Begin

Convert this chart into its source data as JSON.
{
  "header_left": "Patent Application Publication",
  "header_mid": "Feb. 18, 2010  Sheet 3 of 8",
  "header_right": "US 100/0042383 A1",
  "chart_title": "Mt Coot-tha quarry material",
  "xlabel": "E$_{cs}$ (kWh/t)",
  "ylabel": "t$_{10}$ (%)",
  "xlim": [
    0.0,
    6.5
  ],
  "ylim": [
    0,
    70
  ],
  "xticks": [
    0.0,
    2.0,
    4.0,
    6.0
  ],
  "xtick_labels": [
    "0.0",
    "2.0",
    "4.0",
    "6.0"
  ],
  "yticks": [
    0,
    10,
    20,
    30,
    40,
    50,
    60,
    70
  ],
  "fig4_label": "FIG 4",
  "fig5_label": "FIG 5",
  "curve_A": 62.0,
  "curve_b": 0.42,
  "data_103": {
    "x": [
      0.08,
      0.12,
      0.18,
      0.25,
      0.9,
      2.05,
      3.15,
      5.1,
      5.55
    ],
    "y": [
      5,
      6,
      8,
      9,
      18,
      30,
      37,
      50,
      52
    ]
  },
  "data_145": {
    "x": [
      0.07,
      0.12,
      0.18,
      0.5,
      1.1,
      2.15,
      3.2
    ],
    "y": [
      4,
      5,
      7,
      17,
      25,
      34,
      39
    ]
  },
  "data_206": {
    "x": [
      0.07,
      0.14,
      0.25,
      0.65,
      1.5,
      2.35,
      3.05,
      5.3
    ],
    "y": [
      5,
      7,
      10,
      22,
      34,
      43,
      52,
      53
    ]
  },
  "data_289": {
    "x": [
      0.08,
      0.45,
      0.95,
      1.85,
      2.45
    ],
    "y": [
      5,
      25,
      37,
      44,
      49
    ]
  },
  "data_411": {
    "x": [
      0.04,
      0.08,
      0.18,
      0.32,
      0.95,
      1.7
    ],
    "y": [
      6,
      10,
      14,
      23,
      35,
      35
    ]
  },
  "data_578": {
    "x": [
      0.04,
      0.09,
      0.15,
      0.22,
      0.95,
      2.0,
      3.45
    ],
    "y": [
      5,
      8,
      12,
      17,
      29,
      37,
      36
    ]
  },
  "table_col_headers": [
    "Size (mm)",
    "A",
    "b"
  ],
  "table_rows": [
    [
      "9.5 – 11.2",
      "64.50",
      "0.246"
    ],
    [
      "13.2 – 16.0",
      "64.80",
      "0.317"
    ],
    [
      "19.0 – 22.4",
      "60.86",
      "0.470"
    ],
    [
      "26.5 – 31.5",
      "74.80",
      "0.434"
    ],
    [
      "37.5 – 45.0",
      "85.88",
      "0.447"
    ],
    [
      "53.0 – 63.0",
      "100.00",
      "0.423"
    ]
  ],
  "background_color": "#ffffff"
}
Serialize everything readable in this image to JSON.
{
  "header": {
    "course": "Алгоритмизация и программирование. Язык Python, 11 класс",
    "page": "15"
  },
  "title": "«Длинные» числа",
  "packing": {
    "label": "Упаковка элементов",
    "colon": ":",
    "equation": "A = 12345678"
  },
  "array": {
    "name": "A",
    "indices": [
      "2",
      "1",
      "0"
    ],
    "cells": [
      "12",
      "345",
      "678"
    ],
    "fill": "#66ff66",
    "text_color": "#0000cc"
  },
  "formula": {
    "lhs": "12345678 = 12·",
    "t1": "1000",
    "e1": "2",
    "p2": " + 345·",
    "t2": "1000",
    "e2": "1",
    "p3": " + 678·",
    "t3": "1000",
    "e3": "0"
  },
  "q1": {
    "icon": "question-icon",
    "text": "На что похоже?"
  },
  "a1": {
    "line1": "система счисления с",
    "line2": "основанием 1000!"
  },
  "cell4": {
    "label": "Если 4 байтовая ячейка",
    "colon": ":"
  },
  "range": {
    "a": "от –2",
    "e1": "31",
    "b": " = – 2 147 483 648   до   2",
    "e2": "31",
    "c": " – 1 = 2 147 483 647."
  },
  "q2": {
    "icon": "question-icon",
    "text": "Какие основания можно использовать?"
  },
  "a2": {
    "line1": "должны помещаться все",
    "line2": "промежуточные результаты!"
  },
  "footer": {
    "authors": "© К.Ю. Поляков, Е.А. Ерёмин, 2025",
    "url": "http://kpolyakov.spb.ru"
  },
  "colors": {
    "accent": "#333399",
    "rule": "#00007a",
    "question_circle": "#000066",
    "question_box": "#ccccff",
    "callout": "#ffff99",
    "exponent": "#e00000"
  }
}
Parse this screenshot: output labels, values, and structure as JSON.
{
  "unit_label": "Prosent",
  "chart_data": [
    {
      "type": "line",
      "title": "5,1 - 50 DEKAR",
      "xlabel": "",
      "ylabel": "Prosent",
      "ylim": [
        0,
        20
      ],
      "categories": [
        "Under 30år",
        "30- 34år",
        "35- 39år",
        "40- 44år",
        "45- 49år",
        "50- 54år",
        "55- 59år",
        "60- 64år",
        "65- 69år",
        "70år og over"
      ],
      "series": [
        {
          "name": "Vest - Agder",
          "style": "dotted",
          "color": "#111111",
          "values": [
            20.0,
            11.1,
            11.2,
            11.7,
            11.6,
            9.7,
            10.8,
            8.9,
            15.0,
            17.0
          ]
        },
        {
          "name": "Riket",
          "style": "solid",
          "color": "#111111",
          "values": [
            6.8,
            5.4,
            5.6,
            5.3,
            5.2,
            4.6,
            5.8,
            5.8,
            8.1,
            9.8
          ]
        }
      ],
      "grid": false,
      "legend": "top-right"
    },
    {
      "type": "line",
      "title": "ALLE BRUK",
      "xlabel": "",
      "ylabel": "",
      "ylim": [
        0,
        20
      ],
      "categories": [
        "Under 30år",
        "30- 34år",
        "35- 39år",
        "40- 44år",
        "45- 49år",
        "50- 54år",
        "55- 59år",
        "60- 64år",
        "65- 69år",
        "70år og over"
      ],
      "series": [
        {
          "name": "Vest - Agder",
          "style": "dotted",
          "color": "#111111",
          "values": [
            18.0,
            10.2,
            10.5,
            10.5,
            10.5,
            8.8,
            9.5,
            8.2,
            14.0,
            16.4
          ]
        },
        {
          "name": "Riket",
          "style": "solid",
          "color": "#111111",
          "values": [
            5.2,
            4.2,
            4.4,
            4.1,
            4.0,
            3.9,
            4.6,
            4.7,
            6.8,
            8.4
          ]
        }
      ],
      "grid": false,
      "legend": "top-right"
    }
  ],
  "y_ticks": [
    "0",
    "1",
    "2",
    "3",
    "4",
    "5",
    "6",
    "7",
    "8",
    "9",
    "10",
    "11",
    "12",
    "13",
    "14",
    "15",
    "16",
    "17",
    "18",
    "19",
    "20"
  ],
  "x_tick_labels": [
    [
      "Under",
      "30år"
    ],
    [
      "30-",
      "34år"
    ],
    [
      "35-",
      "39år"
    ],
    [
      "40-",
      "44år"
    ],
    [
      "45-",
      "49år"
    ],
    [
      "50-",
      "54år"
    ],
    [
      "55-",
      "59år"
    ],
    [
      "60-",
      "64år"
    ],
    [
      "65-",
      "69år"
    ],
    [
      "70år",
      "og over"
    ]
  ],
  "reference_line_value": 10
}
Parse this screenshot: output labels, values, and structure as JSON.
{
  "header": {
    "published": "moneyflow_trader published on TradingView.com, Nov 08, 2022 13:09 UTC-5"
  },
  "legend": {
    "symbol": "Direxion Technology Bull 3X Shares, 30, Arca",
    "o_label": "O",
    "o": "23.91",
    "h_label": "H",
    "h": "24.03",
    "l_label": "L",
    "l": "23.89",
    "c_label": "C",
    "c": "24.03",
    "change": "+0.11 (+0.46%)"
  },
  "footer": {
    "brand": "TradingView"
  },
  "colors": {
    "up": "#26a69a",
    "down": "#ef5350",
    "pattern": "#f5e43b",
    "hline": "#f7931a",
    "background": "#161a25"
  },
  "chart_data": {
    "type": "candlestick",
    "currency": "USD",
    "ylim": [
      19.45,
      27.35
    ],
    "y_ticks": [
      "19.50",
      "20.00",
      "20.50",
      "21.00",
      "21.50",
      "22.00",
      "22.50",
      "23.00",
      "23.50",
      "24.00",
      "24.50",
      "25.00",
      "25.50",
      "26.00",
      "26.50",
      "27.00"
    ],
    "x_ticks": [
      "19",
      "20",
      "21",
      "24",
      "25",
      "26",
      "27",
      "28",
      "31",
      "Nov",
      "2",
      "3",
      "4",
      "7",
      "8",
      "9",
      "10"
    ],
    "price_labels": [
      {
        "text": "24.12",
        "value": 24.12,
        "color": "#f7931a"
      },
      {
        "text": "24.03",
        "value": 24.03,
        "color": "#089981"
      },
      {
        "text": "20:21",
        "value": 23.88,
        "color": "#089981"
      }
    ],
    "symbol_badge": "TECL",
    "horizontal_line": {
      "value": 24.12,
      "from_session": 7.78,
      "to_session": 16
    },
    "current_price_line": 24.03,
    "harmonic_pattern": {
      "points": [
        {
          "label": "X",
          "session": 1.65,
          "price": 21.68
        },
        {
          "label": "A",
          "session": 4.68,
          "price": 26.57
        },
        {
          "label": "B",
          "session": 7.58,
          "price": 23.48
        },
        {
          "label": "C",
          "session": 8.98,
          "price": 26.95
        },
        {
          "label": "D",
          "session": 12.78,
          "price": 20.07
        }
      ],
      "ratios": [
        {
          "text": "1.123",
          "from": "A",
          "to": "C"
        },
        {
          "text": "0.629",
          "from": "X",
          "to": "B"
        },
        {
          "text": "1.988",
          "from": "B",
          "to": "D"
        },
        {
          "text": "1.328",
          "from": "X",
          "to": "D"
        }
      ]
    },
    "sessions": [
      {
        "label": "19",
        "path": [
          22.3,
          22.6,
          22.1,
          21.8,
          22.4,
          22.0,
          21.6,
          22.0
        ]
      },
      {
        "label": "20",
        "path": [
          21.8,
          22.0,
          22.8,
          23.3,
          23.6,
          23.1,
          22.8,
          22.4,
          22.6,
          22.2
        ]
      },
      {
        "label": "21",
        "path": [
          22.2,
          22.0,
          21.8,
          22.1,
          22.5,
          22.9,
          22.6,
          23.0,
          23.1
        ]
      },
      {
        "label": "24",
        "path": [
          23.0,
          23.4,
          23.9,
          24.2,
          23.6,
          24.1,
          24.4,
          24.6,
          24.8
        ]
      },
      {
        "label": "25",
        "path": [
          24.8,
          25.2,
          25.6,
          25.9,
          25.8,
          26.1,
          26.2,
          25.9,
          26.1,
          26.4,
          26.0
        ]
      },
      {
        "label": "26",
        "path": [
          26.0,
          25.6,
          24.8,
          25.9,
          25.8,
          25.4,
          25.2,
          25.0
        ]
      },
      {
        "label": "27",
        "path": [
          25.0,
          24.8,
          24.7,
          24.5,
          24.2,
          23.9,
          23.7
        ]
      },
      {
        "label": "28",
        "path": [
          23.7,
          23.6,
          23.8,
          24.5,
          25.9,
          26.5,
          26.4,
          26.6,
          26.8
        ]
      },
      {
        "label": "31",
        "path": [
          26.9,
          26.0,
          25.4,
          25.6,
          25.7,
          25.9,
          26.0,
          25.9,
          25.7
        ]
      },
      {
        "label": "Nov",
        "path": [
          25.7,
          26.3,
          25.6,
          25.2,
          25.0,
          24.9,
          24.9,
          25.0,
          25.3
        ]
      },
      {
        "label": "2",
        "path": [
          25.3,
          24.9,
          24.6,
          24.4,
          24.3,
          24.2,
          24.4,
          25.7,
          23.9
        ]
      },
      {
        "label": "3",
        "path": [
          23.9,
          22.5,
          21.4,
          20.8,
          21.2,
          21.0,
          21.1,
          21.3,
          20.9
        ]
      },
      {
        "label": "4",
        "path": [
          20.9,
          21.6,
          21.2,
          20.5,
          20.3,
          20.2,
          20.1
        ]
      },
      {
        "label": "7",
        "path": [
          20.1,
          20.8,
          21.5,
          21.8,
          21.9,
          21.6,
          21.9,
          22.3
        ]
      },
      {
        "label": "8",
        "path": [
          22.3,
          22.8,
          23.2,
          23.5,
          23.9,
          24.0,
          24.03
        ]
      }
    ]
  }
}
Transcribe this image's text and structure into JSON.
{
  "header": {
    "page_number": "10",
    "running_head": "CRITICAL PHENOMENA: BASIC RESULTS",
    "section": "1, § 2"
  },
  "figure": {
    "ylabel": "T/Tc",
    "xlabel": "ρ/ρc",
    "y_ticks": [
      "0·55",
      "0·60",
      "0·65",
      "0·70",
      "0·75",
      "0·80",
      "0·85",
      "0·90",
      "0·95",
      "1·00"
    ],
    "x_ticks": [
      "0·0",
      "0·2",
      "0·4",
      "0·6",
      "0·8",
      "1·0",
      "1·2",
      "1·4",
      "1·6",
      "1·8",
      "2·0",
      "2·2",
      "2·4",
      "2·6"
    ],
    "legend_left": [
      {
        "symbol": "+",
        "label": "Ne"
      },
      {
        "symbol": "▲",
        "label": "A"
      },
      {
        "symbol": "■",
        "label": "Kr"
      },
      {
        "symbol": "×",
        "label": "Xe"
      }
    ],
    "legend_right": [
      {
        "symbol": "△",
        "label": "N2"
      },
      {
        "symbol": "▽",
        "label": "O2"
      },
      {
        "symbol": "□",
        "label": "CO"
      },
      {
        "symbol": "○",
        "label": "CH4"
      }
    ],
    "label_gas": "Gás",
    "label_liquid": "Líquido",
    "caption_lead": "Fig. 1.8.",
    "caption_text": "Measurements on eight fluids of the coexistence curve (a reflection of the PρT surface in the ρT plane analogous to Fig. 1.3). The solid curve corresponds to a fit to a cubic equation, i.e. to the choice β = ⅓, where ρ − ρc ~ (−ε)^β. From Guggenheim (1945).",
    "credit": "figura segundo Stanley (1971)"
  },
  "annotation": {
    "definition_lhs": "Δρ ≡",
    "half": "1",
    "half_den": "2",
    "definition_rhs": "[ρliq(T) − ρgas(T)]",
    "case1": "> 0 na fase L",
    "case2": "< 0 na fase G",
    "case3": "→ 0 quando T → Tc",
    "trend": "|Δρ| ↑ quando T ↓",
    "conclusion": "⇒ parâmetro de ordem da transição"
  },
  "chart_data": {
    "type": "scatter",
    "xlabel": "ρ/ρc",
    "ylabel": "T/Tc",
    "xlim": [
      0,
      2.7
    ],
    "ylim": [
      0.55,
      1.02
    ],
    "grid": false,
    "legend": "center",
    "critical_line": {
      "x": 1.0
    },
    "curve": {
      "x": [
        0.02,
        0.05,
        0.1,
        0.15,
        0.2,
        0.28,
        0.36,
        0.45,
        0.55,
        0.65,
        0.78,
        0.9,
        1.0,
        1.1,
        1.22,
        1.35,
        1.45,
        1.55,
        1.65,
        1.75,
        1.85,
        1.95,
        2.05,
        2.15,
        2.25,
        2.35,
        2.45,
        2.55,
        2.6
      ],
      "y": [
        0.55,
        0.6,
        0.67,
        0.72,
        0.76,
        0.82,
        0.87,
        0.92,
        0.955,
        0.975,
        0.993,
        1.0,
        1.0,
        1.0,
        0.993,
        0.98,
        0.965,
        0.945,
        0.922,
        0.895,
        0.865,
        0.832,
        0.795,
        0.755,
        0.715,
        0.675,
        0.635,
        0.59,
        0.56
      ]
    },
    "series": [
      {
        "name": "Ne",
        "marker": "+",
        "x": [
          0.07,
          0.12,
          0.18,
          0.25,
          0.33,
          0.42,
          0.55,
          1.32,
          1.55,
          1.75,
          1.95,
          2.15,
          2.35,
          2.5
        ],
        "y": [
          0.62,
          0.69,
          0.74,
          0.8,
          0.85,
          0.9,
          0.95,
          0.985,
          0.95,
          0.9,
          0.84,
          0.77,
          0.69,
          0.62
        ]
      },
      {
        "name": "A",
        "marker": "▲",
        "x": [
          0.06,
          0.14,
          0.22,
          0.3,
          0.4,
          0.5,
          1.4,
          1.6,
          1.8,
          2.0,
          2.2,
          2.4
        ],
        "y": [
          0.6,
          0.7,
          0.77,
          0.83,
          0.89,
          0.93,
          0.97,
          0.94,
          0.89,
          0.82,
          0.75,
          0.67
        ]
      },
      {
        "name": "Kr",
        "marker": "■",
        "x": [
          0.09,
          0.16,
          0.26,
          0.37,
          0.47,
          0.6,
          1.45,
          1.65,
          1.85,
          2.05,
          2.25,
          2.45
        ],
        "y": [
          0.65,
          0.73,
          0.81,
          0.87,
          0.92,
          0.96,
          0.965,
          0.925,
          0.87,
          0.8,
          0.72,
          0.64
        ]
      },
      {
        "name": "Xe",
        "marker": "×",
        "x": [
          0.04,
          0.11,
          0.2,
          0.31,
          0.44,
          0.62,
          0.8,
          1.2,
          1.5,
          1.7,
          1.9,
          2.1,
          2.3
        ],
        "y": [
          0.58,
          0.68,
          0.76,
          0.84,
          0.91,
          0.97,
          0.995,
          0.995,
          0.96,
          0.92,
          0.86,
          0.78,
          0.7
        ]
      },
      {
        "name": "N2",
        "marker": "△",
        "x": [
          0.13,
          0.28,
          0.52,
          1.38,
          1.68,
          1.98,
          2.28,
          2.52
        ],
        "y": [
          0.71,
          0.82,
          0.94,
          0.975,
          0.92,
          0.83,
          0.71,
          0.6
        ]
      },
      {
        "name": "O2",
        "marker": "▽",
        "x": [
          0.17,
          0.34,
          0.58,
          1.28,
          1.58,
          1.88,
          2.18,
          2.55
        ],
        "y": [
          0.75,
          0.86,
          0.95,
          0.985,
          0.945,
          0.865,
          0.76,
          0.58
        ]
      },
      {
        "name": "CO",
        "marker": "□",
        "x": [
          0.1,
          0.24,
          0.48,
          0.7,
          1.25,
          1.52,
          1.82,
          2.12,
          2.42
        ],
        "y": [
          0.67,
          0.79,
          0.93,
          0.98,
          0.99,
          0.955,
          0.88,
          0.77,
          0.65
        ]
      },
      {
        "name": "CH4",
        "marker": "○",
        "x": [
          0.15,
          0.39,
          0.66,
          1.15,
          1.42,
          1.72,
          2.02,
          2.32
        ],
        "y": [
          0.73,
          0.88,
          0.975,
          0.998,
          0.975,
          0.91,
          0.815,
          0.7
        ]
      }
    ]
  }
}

End

• [Work to complete]:
Search the entries for "ylabel" and copy out each line that has it.

• [Written response]:
  "ylabel": "t$_{10}$ (%)",
      "ylabel": "Prosent",
      "ylabel": "",
    "ylabel": "T/Tc",
    "ylabel": "T/Tc",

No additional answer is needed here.